Given instruction —
Identify the lines that contain the word "JSON" and copy each one.

[Data entries]
■ ■ ■ ■ ■ ■ ■

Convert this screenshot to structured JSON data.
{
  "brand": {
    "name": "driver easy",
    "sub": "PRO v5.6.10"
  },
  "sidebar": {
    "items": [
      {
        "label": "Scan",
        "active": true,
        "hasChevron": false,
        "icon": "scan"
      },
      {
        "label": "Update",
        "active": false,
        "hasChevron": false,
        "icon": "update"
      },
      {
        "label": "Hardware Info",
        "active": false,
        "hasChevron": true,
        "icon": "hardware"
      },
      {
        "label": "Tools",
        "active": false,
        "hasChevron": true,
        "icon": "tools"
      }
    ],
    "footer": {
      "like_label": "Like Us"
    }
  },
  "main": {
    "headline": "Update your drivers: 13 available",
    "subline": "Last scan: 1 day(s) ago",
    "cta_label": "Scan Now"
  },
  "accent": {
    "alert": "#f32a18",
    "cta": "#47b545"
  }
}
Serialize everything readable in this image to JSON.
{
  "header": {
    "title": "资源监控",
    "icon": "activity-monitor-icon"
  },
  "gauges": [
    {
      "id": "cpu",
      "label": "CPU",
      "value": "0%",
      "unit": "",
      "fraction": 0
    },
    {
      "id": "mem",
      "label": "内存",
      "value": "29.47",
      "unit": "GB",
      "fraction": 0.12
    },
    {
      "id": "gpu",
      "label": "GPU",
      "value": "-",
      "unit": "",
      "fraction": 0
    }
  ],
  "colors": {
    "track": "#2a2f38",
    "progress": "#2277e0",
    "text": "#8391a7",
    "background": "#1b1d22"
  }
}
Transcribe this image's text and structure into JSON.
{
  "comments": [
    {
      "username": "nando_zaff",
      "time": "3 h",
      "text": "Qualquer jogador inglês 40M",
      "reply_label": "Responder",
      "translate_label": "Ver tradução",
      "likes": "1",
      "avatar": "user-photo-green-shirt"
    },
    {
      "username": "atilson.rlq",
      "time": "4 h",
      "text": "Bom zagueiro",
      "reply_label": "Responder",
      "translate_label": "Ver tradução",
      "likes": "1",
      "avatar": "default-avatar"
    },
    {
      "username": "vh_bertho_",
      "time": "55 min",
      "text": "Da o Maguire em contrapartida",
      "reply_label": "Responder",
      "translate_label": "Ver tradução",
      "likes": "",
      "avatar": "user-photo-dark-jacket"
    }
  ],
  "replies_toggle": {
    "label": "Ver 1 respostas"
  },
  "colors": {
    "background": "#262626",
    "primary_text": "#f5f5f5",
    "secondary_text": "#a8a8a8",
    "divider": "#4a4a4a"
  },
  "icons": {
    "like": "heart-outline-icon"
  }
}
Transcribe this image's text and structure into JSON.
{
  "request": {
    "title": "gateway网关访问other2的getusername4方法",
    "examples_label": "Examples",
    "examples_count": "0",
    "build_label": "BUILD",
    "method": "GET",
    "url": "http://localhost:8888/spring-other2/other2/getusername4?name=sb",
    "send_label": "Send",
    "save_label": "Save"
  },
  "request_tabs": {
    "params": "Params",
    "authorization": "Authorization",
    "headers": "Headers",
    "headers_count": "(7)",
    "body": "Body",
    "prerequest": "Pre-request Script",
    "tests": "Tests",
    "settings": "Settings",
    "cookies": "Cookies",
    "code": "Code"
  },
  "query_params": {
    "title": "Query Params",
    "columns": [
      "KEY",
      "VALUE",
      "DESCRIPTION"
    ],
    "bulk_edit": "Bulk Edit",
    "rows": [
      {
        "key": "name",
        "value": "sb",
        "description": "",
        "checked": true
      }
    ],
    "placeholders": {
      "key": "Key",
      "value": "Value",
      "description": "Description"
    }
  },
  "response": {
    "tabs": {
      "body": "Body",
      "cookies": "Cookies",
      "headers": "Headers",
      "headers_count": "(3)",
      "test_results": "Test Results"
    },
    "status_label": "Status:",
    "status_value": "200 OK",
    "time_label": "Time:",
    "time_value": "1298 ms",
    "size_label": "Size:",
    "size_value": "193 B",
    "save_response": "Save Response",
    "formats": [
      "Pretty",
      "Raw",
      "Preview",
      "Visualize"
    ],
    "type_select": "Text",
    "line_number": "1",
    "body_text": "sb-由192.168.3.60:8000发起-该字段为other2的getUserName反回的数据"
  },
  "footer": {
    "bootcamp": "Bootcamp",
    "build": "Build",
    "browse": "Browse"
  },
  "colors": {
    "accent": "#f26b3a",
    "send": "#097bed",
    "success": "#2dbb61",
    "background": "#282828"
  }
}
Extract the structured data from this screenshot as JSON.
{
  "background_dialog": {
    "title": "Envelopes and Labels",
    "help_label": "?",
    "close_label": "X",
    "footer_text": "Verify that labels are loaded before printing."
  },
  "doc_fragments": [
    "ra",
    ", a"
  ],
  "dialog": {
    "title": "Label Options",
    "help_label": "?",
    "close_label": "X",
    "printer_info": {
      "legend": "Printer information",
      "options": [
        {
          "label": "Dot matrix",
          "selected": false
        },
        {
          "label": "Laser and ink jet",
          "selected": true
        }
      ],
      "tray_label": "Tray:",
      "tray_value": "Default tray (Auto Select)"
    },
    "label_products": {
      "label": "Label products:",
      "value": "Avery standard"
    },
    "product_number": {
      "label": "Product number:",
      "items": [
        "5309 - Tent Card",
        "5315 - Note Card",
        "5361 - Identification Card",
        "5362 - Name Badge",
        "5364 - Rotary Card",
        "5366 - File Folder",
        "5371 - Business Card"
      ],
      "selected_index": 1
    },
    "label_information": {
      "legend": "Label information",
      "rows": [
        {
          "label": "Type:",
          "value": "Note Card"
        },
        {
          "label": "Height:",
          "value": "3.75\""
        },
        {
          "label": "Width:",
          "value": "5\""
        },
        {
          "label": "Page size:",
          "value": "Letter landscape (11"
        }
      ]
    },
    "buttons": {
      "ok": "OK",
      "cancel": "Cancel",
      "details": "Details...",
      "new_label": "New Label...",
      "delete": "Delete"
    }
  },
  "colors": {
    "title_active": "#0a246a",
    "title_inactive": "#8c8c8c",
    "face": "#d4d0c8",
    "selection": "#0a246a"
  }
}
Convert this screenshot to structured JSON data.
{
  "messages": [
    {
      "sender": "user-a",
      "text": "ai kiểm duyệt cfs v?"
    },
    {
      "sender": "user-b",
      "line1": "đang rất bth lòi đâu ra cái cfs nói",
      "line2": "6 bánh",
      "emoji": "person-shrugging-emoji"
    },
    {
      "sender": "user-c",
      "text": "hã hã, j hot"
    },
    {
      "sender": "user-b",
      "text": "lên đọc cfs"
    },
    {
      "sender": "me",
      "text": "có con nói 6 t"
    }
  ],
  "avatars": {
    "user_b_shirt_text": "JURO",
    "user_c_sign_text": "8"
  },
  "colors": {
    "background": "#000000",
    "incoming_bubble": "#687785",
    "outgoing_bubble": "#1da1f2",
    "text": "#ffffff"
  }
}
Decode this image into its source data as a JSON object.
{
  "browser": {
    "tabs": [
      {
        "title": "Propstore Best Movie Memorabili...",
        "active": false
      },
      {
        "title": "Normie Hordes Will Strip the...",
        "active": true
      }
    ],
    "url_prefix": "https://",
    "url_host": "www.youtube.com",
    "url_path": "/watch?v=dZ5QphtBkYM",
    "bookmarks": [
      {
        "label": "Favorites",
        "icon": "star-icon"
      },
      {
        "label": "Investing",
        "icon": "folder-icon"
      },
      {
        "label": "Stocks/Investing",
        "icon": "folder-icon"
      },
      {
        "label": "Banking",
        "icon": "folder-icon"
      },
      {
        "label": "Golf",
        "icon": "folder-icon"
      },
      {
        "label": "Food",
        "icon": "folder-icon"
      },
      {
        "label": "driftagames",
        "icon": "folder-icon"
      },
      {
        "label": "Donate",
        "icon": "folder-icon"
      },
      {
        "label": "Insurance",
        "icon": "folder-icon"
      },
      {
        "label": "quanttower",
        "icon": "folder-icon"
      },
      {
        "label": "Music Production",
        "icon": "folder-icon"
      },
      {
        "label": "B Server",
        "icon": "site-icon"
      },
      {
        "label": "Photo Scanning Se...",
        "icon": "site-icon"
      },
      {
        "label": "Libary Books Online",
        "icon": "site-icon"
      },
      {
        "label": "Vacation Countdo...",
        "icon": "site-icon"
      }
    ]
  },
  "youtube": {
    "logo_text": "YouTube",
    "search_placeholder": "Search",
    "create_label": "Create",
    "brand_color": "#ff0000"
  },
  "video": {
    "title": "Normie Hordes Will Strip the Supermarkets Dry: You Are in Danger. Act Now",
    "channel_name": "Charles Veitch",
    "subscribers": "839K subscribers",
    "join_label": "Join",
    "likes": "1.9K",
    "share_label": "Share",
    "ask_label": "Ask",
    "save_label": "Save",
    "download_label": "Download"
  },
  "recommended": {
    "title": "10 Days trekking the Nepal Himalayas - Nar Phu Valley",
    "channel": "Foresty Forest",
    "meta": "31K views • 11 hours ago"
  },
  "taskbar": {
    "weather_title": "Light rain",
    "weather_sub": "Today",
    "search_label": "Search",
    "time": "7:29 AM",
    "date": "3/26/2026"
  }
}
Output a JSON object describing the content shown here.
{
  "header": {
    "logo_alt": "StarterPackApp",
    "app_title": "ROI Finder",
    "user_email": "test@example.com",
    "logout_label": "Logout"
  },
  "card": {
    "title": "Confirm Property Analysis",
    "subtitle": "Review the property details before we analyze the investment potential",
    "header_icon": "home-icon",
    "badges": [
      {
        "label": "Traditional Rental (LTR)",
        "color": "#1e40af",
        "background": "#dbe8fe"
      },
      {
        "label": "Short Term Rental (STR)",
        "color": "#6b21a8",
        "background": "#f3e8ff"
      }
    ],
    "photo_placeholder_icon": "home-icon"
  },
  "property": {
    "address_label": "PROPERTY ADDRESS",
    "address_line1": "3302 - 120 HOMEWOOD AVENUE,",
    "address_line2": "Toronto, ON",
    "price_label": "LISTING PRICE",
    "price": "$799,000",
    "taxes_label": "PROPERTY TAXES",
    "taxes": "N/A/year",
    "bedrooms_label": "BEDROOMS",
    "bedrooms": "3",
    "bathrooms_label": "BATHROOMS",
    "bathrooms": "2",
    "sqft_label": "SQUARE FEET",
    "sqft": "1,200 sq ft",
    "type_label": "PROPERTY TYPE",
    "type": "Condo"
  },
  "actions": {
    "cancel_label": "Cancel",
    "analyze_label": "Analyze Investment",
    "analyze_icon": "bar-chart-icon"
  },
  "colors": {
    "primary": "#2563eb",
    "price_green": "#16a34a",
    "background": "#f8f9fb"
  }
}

■ ■ ■ ■ ■ ■ ■

Result for this task —
Convert this screenshot to structured JSON data.
Serialize everything readable in this image to JSON.
Transcribe this image's text and structure into JSON.
Transcribe this image's text and structure into JSON.
Extract the structured data from this screenshot as JSON.
Convert this screenshot to structured JSON data.
Decode this image into its source data as a JSON object.
Output a JSON object describing the content shown here.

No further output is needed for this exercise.